**What you should do:** Copy every line in which the string "JSON" occurs.

**Records for the task:**
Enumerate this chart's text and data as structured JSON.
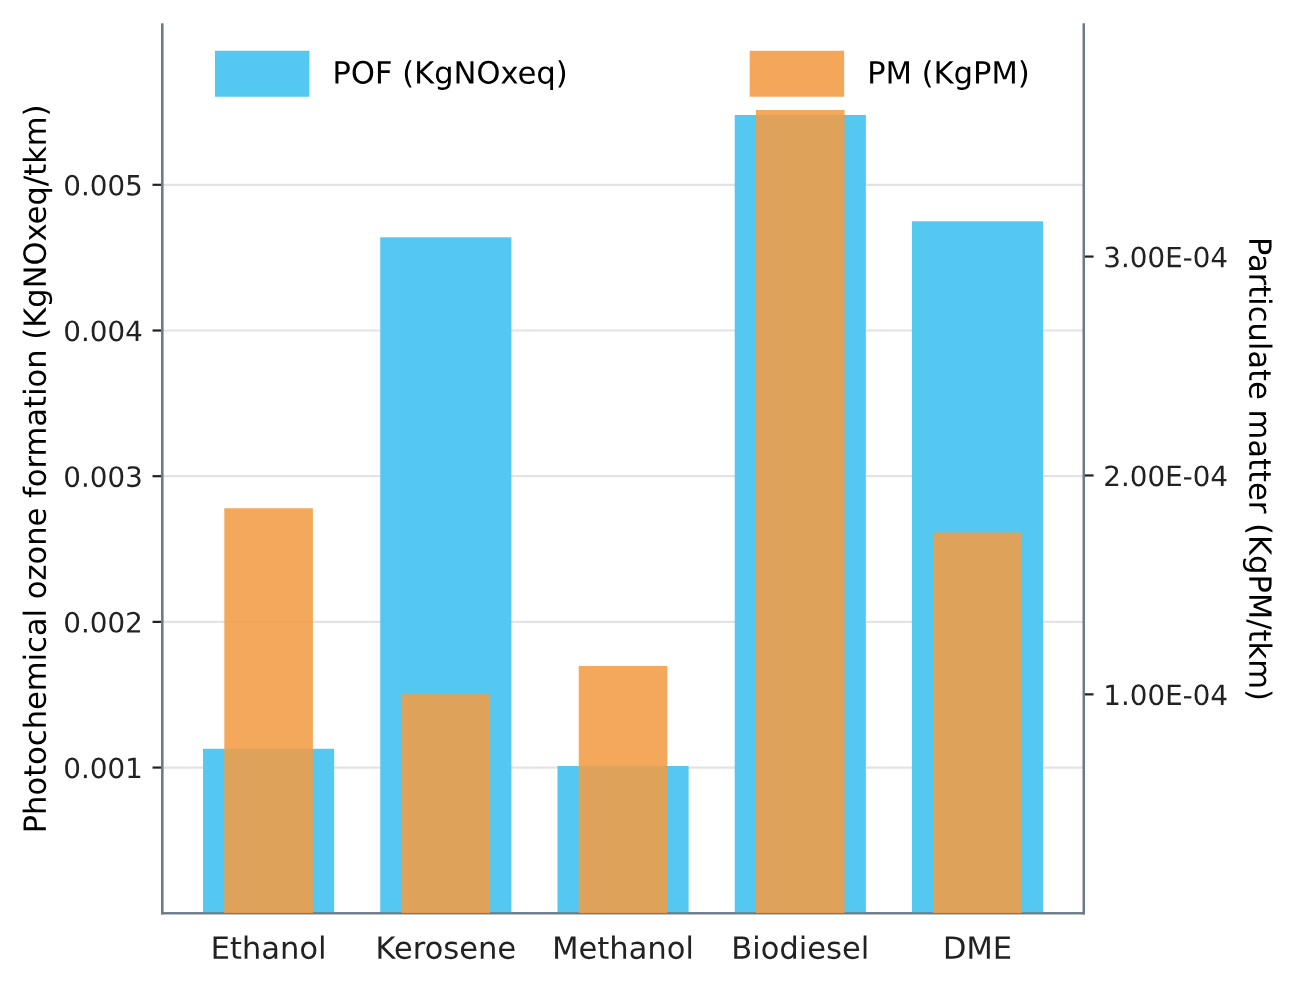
{
  "chart_data": {
    "type": "bar",
    "categories": [
      "Ethanol",
      "Kerosene",
      "Methanol",
      "Biodiesel",
      "DME"
    ],
    "series": [
      {
        "name": "POF (KgNOxeq)",
        "color": "#55c8f2",
        "values": [
          0.00113,
          0.00464,
          0.00101,
          0.00548,
          0.00475
        ]
      },
      {
        "name": "PM (KgPM)",
        "color": "#f39c45",
        "axis": "y2",
        "values": [
          0.000185,
          0.0001,
          0.000113,
          0.000367,
          0.000174
        ]
      }
    ],
    "ylabel": "Photochemical ozone formation (KgNOxeq/tkm)",
    "y2label": "Particulate matter (KgPM/tkm)",
    "ylim": [
      0,
      0.0061
    ],
    "yticks": [
      0.001,
      0.002,
      0.003,
      0.004,
      0.005
    ],
    "y2lim": [
      0,
      0.000406
    ],
    "y2ticks": [
      {
        "value": 0.0001,
        "label": "1.00E-04"
      },
      {
        "value": 0.0002,
        "label": "2.00E-04"
      },
      {
        "value": 0.0003,
        "label": "3.00E-04"
      }
    ],
    "grid": "y",
    "legend": "top"
  }
}
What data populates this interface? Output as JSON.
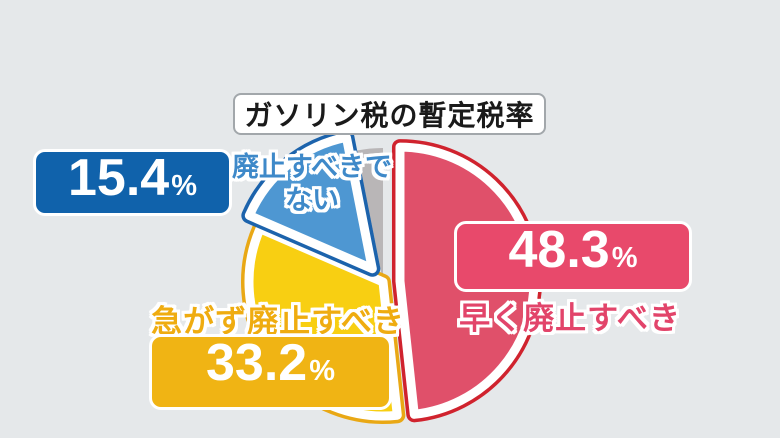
{
  "title": "ガソリン税の暫定税率",
  "background_color": "#e5e8ea",
  "chart_data": {
    "type": "pie",
    "title": "ガソリン税の暫定税率",
    "start_angle_deg": 0,
    "direction": "clockwise",
    "slices": [
      {
        "label": "早く廃止すべき",
        "value": 48.3,
        "fill": "#e0506a",
        "edge": "#d0232e",
        "exploded": true
      },
      {
        "label": "急がず廃止すべき",
        "value": 33.2,
        "fill": "#f8cf12",
        "edge": "#e9a815",
        "exploded": false
      },
      {
        "label": "廃止すべきでない",
        "value": 15.4,
        "fill": "#4e97d2",
        "edge": "#1c63ac",
        "exploded": true
      },
      {
        "label": "",
        "value": 3.1,
        "fill": "#b9b6b7",
        "edge": null,
        "exploded": false
      }
    ],
    "legend_position": "callouts-on-chart"
  },
  "callouts": {
    "red": {
      "value": "48.3",
      "unit": "%",
      "name": "早く廃止すべき",
      "box_color": "#e8496b",
      "text_color": "#e2446a"
    },
    "yellow": {
      "value": "33.2",
      "unit": "%",
      "name": "急がず廃止すべき",
      "box_color": "#f0b414",
      "text_color": "#efac10"
    },
    "blue": {
      "value": "15.4",
      "unit": "%",
      "name_lines": [
        "廃止すべきで",
        "ない"
      ],
      "box_color": "#1062ab",
      "text_color": "#3e89c9"
    }
  }
}
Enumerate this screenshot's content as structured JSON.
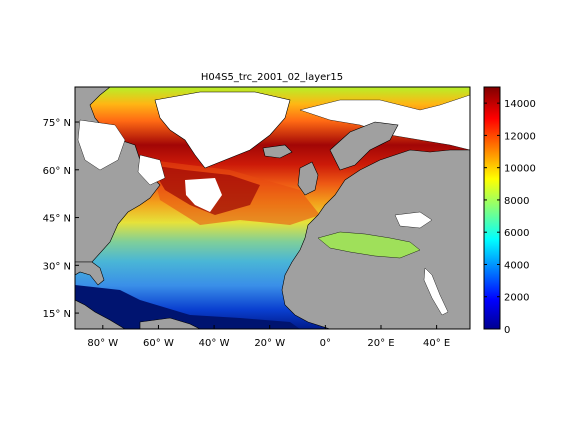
{
  "figure": {
    "title": "H04S5_trc_2001_02_layer15"
  },
  "map": {
    "extent": {
      "lon": [
        -90,
        52
      ],
      "lat": [
        10,
        86
      ]
    },
    "lon_ticks": [
      {
        "value": -80,
        "label": "80° W"
      },
      {
        "value": -60,
        "label": "60° W"
      },
      {
        "value": -40,
        "label": "40° W"
      },
      {
        "value": -20,
        "label": "20° W"
      },
      {
        "value": 0,
        "label": "0°"
      },
      {
        "value": 20,
        "label": "20° E"
      },
      {
        "value": 40,
        "label": "40° E"
      }
    ],
    "lat_ticks": [
      {
        "value": 75,
        "label": "75° N"
      },
      {
        "value": 60,
        "label": "60° N"
      },
      {
        "value": 45,
        "label": "45° N"
      },
      {
        "value": 30,
        "label": "30° N"
      },
      {
        "value": 15,
        "label": "15° N"
      }
    ],
    "colors": {
      "land": "#a0a0a0",
      "ice_nodata": "#ffffff",
      "coast": "#000000"
    }
  },
  "colorbar": {
    "range": [
      0,
      15000
    ],
    "colormap": "jet",
    "ticks": [
      {
        "value": 0,
        "label": "0"
      },
      {
        "value": 2000,
        "label": "2000"
      },
      {
        "value": 4000,
        "label": "4000"
      },
      {
        "value": 6000,
        "label": "6000"
      },
      {
        "value": 8000,
        "label": "8000"
      },
      {
        "value": 10000,
        "label": "10000"
      },
      {
        "value": 12000,
        "label": "12000"
      },
      {
        "value": 14000,
        "label": "14000"
      }
    ]
  }
}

**Response to the task:**
Enumerate this chart's text and data as structured JSON.
What data populates this interface? Output as JSON.
Enumerate this screenshot's content as structured JSON.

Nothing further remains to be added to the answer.